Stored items

------------------------------------------------------------------------

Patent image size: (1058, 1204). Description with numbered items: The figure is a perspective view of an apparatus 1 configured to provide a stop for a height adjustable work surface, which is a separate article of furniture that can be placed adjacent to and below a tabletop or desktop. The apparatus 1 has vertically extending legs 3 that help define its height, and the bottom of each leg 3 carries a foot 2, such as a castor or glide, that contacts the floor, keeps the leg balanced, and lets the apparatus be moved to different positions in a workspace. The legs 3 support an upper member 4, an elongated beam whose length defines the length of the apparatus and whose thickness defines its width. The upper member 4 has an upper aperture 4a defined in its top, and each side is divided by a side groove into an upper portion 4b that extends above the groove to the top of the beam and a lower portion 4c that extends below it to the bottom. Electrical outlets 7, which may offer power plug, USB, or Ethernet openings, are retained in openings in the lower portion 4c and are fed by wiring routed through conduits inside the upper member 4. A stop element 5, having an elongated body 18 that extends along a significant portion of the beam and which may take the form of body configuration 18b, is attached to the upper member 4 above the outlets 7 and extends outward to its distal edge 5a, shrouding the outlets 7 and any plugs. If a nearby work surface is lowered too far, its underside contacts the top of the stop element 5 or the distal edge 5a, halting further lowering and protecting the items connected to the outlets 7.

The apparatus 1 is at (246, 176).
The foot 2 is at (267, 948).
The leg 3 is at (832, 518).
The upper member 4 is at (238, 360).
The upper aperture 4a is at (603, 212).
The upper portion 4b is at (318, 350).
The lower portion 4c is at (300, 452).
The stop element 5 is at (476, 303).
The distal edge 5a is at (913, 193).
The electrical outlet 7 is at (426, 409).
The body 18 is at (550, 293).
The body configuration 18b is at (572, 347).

------------------------------------------------------------------------

AIM: Copy the diagram layout data above, every line, without changing anything.

OUTPUT:
Patent image size: (1058, 1204). Description with numbered items: The figure is a perspective view of an apparatus 1 configured to provide a stop for a height adjustable work surface, which is a separate article of furniture that can be placed adjacent to and below a tabletop or desktop. The apparatus 1 has vertically extending legs 3 that help define its height, and the bottom of each leg 3 carries a foot 2, such as a castor or glide, that contacts the floor, keeps the leg balanced, and lets the apparatus be moved to different positions in a workspace. The legs 3 support an upper member 4, an elongated beam whose length defines the length of the apparatus and whose thickness defines its width. The upper member 4 has an upper aperture 4a defined in its top, and each side is divided by a side groove into an upper portion 4b that extends above the groove to the top of the beam and a lower portion 4c that extends below it to the bottom. Electrical outlets 7, which may offer power plug, USB, or Ethernet openings, are retained in openings in the lower portion 4c and are fed by wiring routed through conduits inside the upper member 4. A stop element 5, having an elongated body 18 that extends along a significant portion of the beam and which may take the form of body configuration 18b, is attached to the upper member 4 above the outlets 7 and extends outward to its distal edge 5a, shrouding the outlets 7 and any plugs. If a nearby work surface is lowered too far, its underside contacts the top of the stop element 5 or the distal edge 5a, halting further lowering and protecting the items connected to the outlets 7.

The apparatus 1 is at (246, 176).
The foot 2 is at (267, 948).
The leg 3 is at (832, 518).
The upper member 4 is at (238, 360).
The upper aperture 4a is at (603, 212).
The upper portion 4b is at (318, 350).
The lower portion 4c is at (300, 452).
The stop element 5 is at (476, 303).
The distal edge 5a is at (913, 193).
The electrical outlet 7 is at (426, 409).
The body 18 is at (550, 293).
The body configuration 18b is at (572, 347).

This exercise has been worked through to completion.